Stated task
Reproduce the full listing that appears beneath this instruction exactly.

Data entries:
<<<<

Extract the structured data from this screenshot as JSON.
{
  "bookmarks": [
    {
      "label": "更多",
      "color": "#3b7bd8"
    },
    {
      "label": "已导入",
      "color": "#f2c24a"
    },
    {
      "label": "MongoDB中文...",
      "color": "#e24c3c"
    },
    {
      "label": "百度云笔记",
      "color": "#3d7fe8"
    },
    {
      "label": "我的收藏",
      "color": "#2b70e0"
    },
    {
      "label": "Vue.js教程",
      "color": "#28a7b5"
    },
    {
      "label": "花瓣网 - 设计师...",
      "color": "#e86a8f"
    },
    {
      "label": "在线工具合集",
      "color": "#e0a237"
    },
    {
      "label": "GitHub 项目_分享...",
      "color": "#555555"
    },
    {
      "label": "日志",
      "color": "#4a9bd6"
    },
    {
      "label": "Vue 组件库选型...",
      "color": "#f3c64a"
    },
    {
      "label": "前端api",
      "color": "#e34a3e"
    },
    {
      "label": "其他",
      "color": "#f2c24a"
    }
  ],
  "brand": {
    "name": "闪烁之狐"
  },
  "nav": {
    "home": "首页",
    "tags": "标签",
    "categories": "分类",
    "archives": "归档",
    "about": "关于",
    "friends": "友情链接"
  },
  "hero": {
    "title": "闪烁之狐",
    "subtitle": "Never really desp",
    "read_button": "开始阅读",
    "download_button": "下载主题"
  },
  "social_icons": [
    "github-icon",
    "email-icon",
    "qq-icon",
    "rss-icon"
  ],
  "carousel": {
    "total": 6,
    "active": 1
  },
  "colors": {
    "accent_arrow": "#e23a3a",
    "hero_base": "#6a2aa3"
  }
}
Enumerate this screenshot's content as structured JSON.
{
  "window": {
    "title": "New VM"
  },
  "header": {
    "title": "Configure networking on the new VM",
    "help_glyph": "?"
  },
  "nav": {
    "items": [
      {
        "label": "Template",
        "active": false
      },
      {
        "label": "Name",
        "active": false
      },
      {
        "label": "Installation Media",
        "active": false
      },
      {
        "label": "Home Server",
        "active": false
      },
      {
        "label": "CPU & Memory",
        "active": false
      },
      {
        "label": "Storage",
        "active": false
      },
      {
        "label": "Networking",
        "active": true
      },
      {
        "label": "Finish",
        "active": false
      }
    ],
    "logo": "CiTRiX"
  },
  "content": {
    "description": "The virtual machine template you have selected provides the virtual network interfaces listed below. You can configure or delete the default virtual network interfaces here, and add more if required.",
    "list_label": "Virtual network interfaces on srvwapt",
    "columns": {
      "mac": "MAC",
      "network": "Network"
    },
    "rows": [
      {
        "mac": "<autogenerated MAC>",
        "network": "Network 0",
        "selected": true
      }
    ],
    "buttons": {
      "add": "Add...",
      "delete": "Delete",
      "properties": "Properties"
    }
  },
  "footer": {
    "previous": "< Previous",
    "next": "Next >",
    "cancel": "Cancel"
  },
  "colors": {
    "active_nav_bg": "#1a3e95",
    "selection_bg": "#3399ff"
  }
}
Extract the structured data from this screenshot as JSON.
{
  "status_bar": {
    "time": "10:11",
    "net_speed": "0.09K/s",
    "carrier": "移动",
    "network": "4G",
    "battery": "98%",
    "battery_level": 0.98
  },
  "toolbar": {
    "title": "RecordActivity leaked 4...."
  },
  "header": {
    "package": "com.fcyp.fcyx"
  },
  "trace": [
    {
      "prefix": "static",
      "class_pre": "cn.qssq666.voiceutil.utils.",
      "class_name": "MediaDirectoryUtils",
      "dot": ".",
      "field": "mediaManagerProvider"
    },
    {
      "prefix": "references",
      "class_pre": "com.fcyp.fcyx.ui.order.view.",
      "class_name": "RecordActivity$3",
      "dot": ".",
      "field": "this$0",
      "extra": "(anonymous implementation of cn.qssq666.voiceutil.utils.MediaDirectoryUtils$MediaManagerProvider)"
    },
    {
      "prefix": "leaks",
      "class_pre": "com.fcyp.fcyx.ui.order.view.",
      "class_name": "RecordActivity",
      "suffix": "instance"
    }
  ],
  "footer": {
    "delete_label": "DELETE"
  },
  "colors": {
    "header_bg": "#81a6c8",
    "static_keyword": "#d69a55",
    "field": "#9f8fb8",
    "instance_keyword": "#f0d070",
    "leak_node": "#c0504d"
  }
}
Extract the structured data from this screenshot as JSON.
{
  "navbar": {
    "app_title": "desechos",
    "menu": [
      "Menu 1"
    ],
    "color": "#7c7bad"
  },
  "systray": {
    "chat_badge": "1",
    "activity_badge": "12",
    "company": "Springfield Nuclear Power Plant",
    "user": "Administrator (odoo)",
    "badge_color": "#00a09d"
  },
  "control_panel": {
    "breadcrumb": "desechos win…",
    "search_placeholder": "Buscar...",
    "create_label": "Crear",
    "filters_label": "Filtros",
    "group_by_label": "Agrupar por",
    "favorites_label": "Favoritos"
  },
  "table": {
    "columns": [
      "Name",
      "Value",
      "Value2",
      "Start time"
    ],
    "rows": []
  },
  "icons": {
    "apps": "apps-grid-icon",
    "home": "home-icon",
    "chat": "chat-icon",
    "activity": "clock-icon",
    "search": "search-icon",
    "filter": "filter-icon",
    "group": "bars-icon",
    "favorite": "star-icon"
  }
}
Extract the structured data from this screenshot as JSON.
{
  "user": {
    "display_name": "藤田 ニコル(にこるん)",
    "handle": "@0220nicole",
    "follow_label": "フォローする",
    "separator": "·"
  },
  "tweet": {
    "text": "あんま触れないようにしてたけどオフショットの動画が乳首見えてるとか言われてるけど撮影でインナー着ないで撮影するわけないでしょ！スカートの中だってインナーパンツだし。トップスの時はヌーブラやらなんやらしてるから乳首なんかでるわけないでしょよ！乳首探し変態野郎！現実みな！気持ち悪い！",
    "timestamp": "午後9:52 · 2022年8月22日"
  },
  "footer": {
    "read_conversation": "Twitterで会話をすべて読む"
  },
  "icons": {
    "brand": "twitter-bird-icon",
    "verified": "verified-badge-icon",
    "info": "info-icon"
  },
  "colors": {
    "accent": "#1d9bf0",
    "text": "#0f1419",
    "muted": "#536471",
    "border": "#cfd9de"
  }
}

>>>>

Answer in full
Extract the structured data from this screenshot as JSON.
{
  "bookmarks": [
    {
      "label": "更多",
      "color": "#3b7bd8"
    },
    {
      "label": "已导入",
      "color": "#f2c24a"
    },
    {
      "label": "MongoDB中文...",
      "color": "#e24c3c"
    },
    {
      "label": "百度云笔记",
      "color": "#3d7fe8"
    },
    {
      "label": "我的收藏",
      "color": "#2b70e0"
    },
    {
      "label": "Vue.js教程",
      "color": "#28a7b5"
    },
    {
      "label": "花瓣网 - 设计师...",
      "color": "#e86a8f"
    },
    {
      "label": "在线工具合集",
      "color": "#e0a237"
    },
    {
      "label": "GitHub 项目_分享...",
      "color": "#555555"
    },
    {
      "label": "日志",
      "color": "#4a9bd6"
    },
    {
      "label": "Vue 组件库选型...",
      "color": "#f3c64a"
    },
    {
      "label": "前端api",
      "color": "#e34a3e"
    },
    {
      "label": "其他",
      "color": "#f2c24a"
    }
  ],
  "brand": {
    "name": "闪烁之狐"
  },
  "nav": {
    "home": "首页",
    "tags": "标签",
    "categories": "分类",
    "archives": "归档",
    "about": "关于",
    "friends": "友情链接"
  },
  "hero": {
    "title": "闪烁之狐",
    "subtitle": "Never really desp",
    "read_button": "开始阅读",
    "download_button": "下载主题"
  },
  "social_icons": [
    "github-icon",
    "email-icon",
    "qq-icon",
    "rss-icon"
  ],
  "carousel": {
    "total": 6,
    "active": 1
  },
  "colors": {
    "accent_arrow": "#e23a3a",
    "hero_base": "#6a2aa3"
  }
}
Enumerate this screenshot's content as structured JSON.
{
  "window": {
    "title": "New VM"
  },
  "header": {
    "title": "Configure networking on the new VM",
    "help_glyph": "?"
  },
  "nav": {
    "items": [
      {
        "label": "Template",
        "active": false
      },
      {
        "label": "Name",
        "active": false
      },
      {
        "label": "Installation Media",
        "active": false
      },
      {
        "label": "Home Server",
        "active": false
      },
      {
        "label": "CPU & Memory",
        "active": false
      },
      {
        "label": "Storage",
        "active": false
      },
      {
        "label": "Networking",
        "active": true
      },
      {
        "label": "Finish",
        "active": false
      }
    ],
    "logo": "CiTRiX"
  },
  "content": {
    "description": "The virtual machine template you have selected provides the virtual network interfaces listed below. You can configure or delete the default virtual network interfaces here, and add more if required.",
    "list_label": "Virtual network interfaces on srvwapt",
    "columns": {
      "mac": "MAC",
      "network": "Network"
    },
    "rows": [
      {
        "mac": "<autogenerated MAC>",
        "network": "Network 0",
        "selected": true
      }
    ],
    "buttons": {
      "add": "Add...",
      "delete": "Delete",
      "properties": "Properties"
    }
  },
  "footer": {
    "previous": "< Previous",
    "next": "Next >",
    "cancel": "Cancel"
  },
  "colors": {
    "active_nav_bg": "#1a3e95",
    "selection_bg": "#3399ff"
  }
}
Extract the structured data from this screenshot as JSON.
{
  "status_bar": {
    "time": "10:11",
    "net_speed": "0.09K/s",
    "carrier": "移动",
    "network": "4G",
    "battery": "98%",
    "battery_level": 0.98
  },
  "toolbar": {
    "title": "RecordActivity leaked 4...."
  },
  "header": {
    "package": "com.fcyp.fcyx"
  },
  "trace": [
    {
      "prefix": "static",
      "class_pre": "cn.qssq666.voiceutil.utils.",
      "class_name": "MediaDirectoryUtils",
      "dot": ".",
      "field": "mediaManagerProvider"
    },
    {
      "prefix": "references",
      "class_pre": "com.fcyp.fcyx.ui.order.view.",
      "class_name": "RecordActivity$3",
      "dot": ".",
      "field": "this$0",
      "extra": "(anonymous implementation of cn.qssq666.voiceutil.utils.MediaDirectoryUtils$MediaManagerProvider)"
    },
    {
      "prefix": "leaks",
      "class_pre": "com.fcyp.fcyx.ui.order.view.",
      "class_name": "RecordActivity",
      "suffix": "instance"
    }
  ],
  "footer": {
    "delete_label": "DELETE"
  },
  "colors": {
    "header_bg": "#81a6c8",
    "static_keyword": "#d69a55",
    "field": "#9f8fb8",
    "instance_keyword": "#f0d070",
    "leak_node": "#c0504d"
  }
}
Extract the structured data from this screenshot as JSON.
{
  "navbar": {
    "app_title": "desechos",
    "menu": [
      "Menu 1"
    ],
    "color": "#7c7bad"
  },
  "systray": {
    "chat_badge": "1",
    "activity_badge": "12",
    "company": "Springfield Nuclear Power Plant",
    "user": "Administrator (odoo)",
    "badge_color": "#00a09d"
  },
  "control_panel": {
    "breadcrumb": "desechos win…",
    "search_placeholder": "Buscar...",
    "create_label": "Crear",
    "filters_label": "Filtros",
    "group_by_label": "Agrupar por",
    "favorites_label": "Favoritos"
  },
  "table": {
    "columns": [
      "Name",
      "Value",
      "Value2",
      "Start time"
    ],
    "rows": []
  },
  "icons": {
    "apps": "apps-grid-icon",
    "home": "home-icon",
    "chat": "chat-icon",
    "activity": "clock-icon",
    "search": "search-icon",
    "filter": "filter-icon",
    "group": "bars-icon",
    "favorite": "star-icon"
  }
}
Extract the structured data from this screenshot as JSON.
{
  "user": {
    "display_name": "藤田 ニコル(にこるん)",
    "handle": "@0220nicole",
    "follow_label": "フォローする",
    "separator": "·"
  },
  "tweet": {
    "text": "あんま触れないようにしてたけどオフショットの動画が乳首見えてるとか言われてるけど撮影でインナー着ないで撮影するわけないでしょ！スカートの中だってインナーパンツだし。トップスの時はヌーブラやらなんやらしてるから乳首なんかでるわけないでしょよ！乳首探し変態野郎！現実みな！気持ち悪い！",
    "timestamp": "午後9:52 · 2022年8月22日"
  },
  "footer": {
    "read_conversation": "Twitterで会話をすべて読む"
  },
  "icons": {
    "brand": "twitter-bird-icon",
    "verified": "verified-badge-icon",
    "info": "info-icon"
  },
  "colors": {
    "accent": "#1d9bf0",
    "text": "#0f1419",
    "muted": "#536471",
    "border": "#cfd9de"
  }
}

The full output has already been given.